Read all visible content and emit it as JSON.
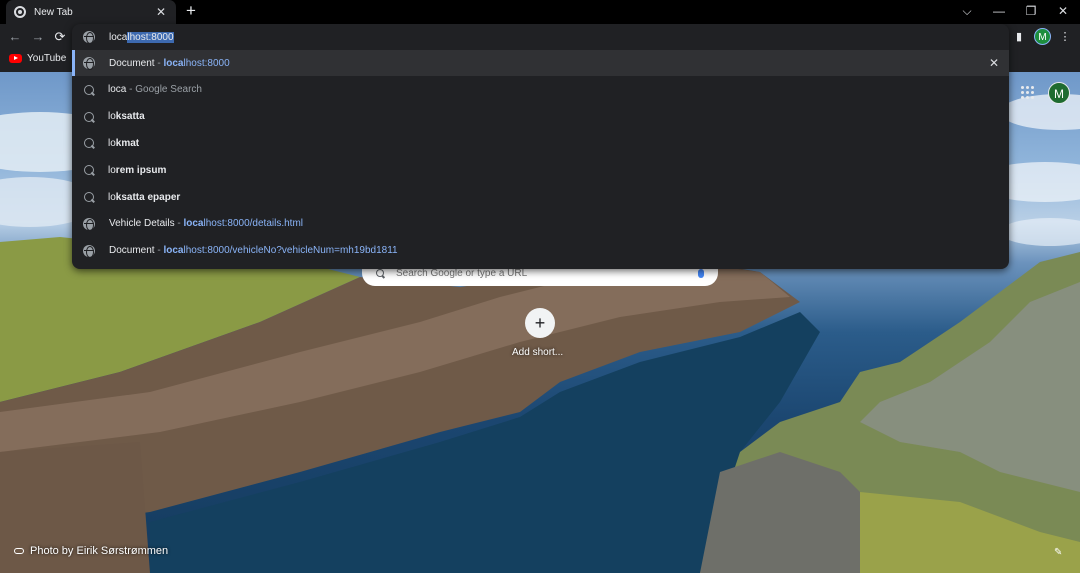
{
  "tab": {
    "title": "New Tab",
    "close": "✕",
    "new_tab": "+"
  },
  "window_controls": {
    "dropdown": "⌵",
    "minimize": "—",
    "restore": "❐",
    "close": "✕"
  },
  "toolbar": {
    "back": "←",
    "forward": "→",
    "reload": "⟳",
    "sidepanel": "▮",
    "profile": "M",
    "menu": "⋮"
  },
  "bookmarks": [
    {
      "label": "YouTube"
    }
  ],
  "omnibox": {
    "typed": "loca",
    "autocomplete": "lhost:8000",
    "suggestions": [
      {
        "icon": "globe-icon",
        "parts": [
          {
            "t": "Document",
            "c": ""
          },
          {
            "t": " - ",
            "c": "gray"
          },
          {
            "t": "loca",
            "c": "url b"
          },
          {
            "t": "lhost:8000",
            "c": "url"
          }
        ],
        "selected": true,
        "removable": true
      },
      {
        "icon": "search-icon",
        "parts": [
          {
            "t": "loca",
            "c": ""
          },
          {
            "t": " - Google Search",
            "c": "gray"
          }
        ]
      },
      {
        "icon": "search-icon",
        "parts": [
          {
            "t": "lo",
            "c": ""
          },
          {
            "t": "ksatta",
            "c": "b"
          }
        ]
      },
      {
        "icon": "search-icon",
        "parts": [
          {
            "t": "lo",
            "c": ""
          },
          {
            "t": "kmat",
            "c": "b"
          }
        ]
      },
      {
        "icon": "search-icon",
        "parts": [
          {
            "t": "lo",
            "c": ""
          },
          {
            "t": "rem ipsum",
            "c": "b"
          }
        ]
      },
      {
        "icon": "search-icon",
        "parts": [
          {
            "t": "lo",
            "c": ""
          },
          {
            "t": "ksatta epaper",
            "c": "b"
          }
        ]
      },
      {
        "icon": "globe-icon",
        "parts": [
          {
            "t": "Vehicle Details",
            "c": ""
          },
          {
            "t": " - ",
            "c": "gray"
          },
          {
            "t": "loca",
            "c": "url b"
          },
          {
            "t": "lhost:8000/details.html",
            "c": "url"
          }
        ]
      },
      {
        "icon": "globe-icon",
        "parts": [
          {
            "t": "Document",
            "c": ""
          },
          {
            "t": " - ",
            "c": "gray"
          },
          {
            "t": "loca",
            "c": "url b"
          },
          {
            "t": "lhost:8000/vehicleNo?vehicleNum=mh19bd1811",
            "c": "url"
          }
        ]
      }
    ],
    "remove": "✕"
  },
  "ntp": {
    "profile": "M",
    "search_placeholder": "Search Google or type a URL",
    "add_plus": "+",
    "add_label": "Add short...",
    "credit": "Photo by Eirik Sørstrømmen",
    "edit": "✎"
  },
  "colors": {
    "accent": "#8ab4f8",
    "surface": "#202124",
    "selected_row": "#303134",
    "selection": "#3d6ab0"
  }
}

--

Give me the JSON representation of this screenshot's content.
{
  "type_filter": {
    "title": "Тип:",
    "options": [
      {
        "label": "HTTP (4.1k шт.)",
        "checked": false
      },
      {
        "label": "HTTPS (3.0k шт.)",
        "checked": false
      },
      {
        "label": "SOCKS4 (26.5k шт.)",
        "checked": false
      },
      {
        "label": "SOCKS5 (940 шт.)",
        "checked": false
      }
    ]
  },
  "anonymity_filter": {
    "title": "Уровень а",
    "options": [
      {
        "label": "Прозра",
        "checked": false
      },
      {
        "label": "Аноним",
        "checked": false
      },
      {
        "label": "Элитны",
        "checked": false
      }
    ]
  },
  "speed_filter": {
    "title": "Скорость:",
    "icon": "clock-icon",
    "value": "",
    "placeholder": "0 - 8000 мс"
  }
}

Work to complete: Work out how many lines in the records above hold the string "Google", then give only that count.

Exercise output: 2